▶ _Short problem_
Output each line of the material exactly as it stands.

Records from a collection:

○ ○ ○ ○ ○

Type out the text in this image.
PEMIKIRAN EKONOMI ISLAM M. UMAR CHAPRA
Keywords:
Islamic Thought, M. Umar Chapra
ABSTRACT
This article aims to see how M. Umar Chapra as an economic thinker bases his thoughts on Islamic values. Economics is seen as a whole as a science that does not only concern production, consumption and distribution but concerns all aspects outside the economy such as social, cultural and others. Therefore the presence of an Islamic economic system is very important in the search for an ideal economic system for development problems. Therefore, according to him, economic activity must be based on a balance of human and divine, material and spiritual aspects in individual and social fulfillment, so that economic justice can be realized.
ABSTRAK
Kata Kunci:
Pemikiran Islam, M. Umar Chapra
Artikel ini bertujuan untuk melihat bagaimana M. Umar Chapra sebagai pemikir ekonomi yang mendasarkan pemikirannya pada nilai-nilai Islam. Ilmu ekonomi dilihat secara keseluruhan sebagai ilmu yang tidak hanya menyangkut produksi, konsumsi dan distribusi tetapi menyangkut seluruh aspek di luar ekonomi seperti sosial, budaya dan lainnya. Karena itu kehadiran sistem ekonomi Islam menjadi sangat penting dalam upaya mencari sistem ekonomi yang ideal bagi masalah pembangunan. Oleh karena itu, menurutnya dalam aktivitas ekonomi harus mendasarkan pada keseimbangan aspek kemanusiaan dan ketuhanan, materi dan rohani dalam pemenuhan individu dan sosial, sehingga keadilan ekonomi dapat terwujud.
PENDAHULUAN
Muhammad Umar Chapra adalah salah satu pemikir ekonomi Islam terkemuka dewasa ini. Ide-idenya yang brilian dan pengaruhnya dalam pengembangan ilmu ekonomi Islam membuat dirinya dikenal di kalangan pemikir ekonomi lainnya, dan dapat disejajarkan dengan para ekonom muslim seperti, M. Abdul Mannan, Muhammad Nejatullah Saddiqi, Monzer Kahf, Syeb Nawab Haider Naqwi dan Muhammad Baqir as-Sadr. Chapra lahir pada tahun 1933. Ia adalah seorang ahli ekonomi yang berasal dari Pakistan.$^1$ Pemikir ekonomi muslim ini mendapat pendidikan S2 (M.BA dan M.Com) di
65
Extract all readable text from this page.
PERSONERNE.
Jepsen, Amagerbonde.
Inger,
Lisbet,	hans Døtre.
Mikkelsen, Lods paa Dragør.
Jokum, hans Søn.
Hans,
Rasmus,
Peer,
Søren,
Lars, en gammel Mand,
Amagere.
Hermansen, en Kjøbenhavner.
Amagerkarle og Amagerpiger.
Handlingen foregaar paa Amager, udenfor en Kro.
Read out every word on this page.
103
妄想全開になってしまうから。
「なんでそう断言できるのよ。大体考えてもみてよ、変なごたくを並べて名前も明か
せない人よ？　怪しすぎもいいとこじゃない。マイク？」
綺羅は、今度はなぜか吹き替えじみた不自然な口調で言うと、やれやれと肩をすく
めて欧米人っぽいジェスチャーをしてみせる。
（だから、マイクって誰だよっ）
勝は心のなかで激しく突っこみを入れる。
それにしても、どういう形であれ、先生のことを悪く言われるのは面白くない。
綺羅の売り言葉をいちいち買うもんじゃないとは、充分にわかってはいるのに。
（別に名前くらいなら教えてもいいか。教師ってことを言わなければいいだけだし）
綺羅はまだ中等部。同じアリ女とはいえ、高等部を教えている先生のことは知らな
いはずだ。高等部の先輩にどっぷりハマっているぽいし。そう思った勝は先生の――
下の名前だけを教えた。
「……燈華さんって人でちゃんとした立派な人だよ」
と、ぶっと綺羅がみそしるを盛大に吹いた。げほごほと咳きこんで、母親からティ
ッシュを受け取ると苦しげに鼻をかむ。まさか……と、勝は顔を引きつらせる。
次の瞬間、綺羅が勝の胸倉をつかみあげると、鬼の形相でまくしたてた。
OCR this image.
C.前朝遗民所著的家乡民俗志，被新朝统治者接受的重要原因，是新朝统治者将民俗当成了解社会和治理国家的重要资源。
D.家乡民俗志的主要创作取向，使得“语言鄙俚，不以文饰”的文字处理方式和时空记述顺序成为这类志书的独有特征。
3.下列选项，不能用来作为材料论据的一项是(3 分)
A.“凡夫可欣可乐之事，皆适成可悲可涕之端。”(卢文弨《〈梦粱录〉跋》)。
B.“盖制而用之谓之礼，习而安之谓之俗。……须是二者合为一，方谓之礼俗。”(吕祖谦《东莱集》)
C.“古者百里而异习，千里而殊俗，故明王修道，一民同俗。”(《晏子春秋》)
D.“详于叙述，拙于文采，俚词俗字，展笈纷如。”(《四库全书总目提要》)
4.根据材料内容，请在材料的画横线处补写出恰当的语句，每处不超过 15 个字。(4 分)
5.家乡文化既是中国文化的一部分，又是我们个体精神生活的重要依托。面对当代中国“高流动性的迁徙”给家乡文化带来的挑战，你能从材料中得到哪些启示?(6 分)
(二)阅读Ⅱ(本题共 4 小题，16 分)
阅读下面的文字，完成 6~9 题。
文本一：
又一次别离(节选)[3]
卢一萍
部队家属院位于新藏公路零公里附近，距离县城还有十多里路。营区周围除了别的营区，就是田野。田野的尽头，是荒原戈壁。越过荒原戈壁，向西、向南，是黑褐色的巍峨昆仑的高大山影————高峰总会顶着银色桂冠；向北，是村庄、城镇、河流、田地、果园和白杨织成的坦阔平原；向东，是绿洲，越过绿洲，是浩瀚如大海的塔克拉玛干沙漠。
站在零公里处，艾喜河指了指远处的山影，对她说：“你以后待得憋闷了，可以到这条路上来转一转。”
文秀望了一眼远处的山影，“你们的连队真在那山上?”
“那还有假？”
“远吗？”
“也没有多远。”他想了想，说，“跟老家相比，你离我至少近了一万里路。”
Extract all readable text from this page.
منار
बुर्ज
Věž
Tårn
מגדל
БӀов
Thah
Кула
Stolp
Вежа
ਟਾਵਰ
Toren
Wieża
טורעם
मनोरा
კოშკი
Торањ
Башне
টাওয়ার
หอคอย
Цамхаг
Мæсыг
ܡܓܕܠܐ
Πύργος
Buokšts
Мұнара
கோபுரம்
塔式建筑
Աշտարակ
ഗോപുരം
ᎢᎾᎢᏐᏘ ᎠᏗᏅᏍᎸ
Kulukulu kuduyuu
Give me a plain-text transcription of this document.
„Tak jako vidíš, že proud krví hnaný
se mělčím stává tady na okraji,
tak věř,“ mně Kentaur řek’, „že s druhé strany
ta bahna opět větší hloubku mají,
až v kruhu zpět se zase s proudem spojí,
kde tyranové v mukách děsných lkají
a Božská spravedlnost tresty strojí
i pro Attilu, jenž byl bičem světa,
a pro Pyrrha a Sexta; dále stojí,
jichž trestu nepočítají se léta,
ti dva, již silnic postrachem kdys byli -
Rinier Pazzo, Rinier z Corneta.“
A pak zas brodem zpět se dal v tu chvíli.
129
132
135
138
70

○ ○ ○ ○ ○

▶ _Written answer_
Type out the text in this image.
PEMIKIRAN EKONOMI ISLAM M. UMAR CHAPRA
Keywords:
Islamic Thought, M. Umar Chapra
ABSTRACT
This article aims to see how M. Umar Chapra as an economic thinker bases his thoughts on Islamic values. Economics is seen as a whole as a science that does not only concern production, consumption and distribution but concerns all aspects outside the economy such as social, cultural and others. Therefore the presence of an Islamic economic system is very important in the search for an ideal economic system for development problems. Therefore, according to him, economic activity must be based on a balance of human and divine, material and spiritual aspects in individual and social fulfillment, so that economic justice can be realized.
ABSTRAK
Kata Kunci:
Pemikiran Islam, M. Umar Chapra
Artikel ini bertujuan untuk melihat bagaimana M. Umar Chapra sebagai pemikir ekonomi yang mendasarkan pemikirannya pada nilai-nilai Islam. Ilmu ekonomi dilihat secara keseluruhan sebagai ilmu yang tidak hanya menyangkut produksi, konsumsi dan distribusi tetapi menyangkut seluruh aspek di luar ekonomi seperti sosial, budaya dan lainnya. Karena itu kehadiran sistem ekonomi Islam menjadi sangat penting dalam upaya mencari sistem ekonomi yang ideal bagi masalah pembangunan. Oleh karena itu, menurutnya dalam aktivitas ekonomi harus mendasarkan pada keseimbangan aspek kemanusiaan dan ketuhanan, materi dan rohani dalam pemenuhan individu dan sosial, sehingga keadilan ekonomi dapat terwujud.
PENDAHULUAN
Muhammad Umar Chapra adalah salah satu pemikir ekonomi Islam terkemuka dewasa ini. Ide-idenya yang brilian dan pengaruhnya dalam pengembangan ilmu ekonomi Islam membuat dirinya dikenal di kalangan pemikir ekonomi lainnya, dan dapat disejajarkan dengan para ekonom muslim seperti, M. Abdul Mannan, Muhammad Nejatullah Saddiqi, Monzer Kahf, Syeb Nawab Haider Naqwi dan Muhammad Baqir as-Sadr. Chapra lahir pada tahun 1933. Ia adalah seorang ahli ekonomi yang berasal dari Pakistan.$^1$ Pemikir ekonomi muslim ini mendapat pendidikan S2 (M.BA dan M.Com) di
65
Extract all readable text from this page.
PERSONERNE.
Jepsen, Amagerbonde.
Inger,
Lisbet,	hans Døtre.
Mikkelsen, Lods paa Dragør.
Jokum, hans Søn.
Hans,
Rasmus,
Peer,
Søren,
Lars, en gammel Mand,
Amagere.
Hermansen, en Kjøbenhavner.
Amagerkarle og Amagerpiger.
Handlingen foregaar paa Amager, udenfor en Kro.
Read out every word on this page.
103
妄想全開になってしまうから。
「なんでそう断言できるのよ。大体考えてもみてよ、変なごたくを並べて名前も明か
せない人よ？　怪しすぎもいいとこじゃない。マイク？」
綺羅は、今度はなぜか吹き替えじみた不自然な口調で言うと、やれやれと肩をすく
めて欧米人っぽいジェスチャーをしてみせる。
（だから、マイクって誰だよっ）
勝は心のなかで激しく突っこみを入れる。
それにしても、どういう形であれ、先生のことを悪く言われるのは面白くない。
綺羅の売り言葉をいちいち買うもんじゃないとは、充分にわかってはいるのに。
（別に名前くらいなら教えてもいいか。教師ってことを言わなければいいだけだし）
綺羅はまだ中等部。同じアリ女とはいえ、高等部を教えている先生のことは知らな
いはずだ。高等部の先輩にどっぷりハマっているぽいし。そう思った勝は先生の――
下の名前だけを教えた。
「……燈華さんって人でちゃんとした立派な人だよ」
と、ぶっと綺羅がみそしるを盛大に吹いた。げほごほと咳きこんで、母親からティ
ッシュを受け取ると苦しげに鼻をかむ。まさか……と、勝は顔を引きつらせる。
次の瞬間、綺羅が勝の胸倉をつかみあげると、鬼の形相でまくしたてた。
OCR this image.
C.前朝遗民所著的家乡民俗志，被新朝统治者接受的重要原因，是新朝统治者将民俗当成了解社会和治理国家的重要资源。
D.家乡民俗志的主要创作取向，使得“语言鄙俚，不以文饰”的文字处理方式和时空记述顺序成为这类志书的独有特征。
3.下列选项，不能用来作为材料论据的一项是(3 分)
A.“凡夫可欣可乐之事，皆适成可悲可涕之端。”(卢文弨《〈梦粱录〉跋》)。
B.“盖制而用之谓之礼，习而安之谓之俗。……须是二者合为一，方谓之礼俗。”(吕祖谦《东莱集》)
C.“古者百里而异习，千里而殊俗，故明王修道，一民同俗。”(《晏子春秋》)
D.“详于叙述，拙于文采，俚词俗字，展笈纷如。”(《四库全书总目提要》)
4.根据材料内容，请在材料的画横线处补写出恰当的语句，每处不超过 15 个字。(4 分)
5.家乡文化既是中国文化的一部分，又是我们个体精神生活的重要依托。面对当代中国“高流动性的迁徙”给家乡文化带来的挑战，你能从材料中得到哪些启示?(6 分)
(二)阅读Ⅱ(本题共 4 小题，16 分)
阅读下面的文字，完成 6~9 题。
文本一：
又一次别离(节选)[3]
卢一萍
部队家属院位于新藏公路零公里附近，距离县城还有十多里路。营区周围除了别的营区，就是田野。田野的尽头，是荒原戈壁。越过荒原戈壁，向西、向南，是黑褐色的巍峨昆仑的高大山影————高峰总会顶着银色桂冠；向北，是村庄、城镇、河流、田地、果园和白杨织成的坦阔平原；向东，是绿洲，越过绿洲，是浩瀚如大海的塔克拉玛干沙漠。
站在零公里处，艾喜河指了指远处的山影，对她说：“你以后待得憋闷了，可以到这条路上来转一转。”
文秀望了一眼远处的山影，“你们的连队真在那山上?”
“那还有假？”
“远吗？”
“也没有多远。”他想了想，说，“跟老家相比，你离我至少近了一万里路。”
Extract all readable text from this page.
منار
बुर्ज
Věž
Tårn
מגדל
БӀов
Thah
Кула
Stolp
Вежа
ਟਾਵਰ
Toren
Wieża
טורעם
मनोरा
კოშკი
Торањ
Башне
টাওয়ার
หอคอย
Цамхаг
Мæсыг
ܡܓܕܠܐ
Πύργος
Buokšts
Мұнара
கோபுரம்
塔式建筑
Աշտարակ
ഗോപുരം
ᎢᎾᎢᏐᏘ ᎠᏗᏅᏍᎸ
Kulukulu kuduyuu
Give me a plain-text transcription of this document.
„Tak jako vidíš, že proud krví hnaný
se mělčím stává tady na okraji,
tak věř,“ mně Kentaur řek’, „že s druhé strany
ta bahna opět větší hloubku mají,
až v kruhu zpět se zase s proudem spojí,
kde tyranové v mukách děsných lkají
a Božská spravedlnost tresty strojí
i pro Attilu, jenž byl bičem světa,
a pro Pyrrha a Sexta; dále stojí,
jichž trestu nepočítají se léta,
ti dva, již silnic postrachem kdys byli -
Rinier Pazzo, Rinier z Corneta.“
A pak zas brodem zpět se dal v tu chvíli.
129
132
135
138
70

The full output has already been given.